# Data listing:

+===+

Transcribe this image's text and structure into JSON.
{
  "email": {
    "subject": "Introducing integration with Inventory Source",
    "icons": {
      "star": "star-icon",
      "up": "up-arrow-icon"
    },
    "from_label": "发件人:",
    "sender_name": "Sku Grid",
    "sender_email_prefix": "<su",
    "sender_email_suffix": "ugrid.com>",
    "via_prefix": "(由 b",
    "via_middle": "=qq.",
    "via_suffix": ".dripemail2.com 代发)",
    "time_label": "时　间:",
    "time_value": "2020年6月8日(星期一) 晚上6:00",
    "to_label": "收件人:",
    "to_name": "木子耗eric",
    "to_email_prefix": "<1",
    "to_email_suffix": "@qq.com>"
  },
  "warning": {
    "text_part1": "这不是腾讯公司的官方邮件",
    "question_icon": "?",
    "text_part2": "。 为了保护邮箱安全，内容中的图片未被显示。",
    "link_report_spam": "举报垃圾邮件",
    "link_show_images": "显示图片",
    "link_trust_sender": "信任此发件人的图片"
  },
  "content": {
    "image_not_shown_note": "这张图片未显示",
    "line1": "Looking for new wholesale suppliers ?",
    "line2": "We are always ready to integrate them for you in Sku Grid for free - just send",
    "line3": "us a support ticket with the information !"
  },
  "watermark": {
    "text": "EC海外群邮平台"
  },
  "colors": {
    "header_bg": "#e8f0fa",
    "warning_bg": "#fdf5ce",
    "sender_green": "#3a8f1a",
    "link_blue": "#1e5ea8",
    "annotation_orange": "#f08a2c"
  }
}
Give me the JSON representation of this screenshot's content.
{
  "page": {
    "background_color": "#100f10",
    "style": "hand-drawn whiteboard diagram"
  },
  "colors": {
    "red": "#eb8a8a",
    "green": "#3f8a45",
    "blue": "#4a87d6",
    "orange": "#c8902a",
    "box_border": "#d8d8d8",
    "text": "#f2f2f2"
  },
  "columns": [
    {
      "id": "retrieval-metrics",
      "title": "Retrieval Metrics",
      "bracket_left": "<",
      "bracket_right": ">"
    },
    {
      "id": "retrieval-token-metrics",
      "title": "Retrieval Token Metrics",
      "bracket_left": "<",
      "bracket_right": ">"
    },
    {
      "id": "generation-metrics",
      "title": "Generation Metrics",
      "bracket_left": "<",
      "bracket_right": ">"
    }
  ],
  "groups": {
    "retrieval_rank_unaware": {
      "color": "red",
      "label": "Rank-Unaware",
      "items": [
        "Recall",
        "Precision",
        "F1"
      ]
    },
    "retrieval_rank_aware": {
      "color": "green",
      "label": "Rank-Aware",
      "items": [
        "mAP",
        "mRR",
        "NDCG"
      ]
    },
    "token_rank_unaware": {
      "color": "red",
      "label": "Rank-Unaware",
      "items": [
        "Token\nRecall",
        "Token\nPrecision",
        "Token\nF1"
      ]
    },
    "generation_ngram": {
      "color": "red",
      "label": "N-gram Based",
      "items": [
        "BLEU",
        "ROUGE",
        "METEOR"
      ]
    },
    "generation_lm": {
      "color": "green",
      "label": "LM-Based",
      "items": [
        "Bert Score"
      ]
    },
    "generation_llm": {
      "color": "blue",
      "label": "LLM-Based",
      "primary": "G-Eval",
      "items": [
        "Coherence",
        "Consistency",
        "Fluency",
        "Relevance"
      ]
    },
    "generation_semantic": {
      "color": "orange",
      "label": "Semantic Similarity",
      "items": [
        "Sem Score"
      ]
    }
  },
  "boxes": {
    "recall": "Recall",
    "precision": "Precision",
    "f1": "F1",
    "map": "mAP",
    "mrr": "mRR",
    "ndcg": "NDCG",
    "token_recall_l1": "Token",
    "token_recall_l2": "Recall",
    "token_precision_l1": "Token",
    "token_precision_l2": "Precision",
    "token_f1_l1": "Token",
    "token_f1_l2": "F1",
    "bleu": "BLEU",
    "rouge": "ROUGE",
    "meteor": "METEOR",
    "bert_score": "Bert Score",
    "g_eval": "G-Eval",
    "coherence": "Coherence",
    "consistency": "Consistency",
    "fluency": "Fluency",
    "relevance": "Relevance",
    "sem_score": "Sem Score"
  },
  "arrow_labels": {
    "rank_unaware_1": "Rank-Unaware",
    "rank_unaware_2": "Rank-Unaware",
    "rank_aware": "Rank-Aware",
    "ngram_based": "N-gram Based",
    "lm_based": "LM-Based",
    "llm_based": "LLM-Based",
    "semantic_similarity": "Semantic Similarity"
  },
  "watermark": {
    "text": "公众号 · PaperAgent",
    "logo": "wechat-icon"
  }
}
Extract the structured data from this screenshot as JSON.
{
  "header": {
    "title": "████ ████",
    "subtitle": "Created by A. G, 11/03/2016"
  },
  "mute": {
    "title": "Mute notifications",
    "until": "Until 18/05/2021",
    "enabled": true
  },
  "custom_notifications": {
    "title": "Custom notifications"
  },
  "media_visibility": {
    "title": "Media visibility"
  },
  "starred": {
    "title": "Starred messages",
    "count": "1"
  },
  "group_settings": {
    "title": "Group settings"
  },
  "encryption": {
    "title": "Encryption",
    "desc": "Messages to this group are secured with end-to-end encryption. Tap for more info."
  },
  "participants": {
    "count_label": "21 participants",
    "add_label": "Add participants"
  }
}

+===+

# Direction:
Can you quote exactly the lines from the one containing "Extract the structured" through the last line of the records above, and nothing else?

# Solution to this task:
Extract the structured data from this screenshot as JSON.
{
  "header": {
    "title": "████ ████",
    "subtitle": "Created by A. G, 11/03/2016"
  },
  "mute": {
    "title": "Mute notifications",
    "until": "Until 18/05/2021",
    "enabled": true
  },
  "custom_notifications": {
    "title": "Custom notifications"
  },
  "media_visibility": {
    "title": "Media visibility"
  },
  "starred": {
    "title": "Starred messages",
    "count": "1"
  },
  "group_settings": {
    "title": "Group settings"
  },
  "encryption": {
    "title": "Encryption",
    "desc": "Messages to this group are secured with end-to-end encryption. Tap for more info."
  },
  "participants": {
    "count_label": "21 participants",
    "add_label": "Add participants"
  }
}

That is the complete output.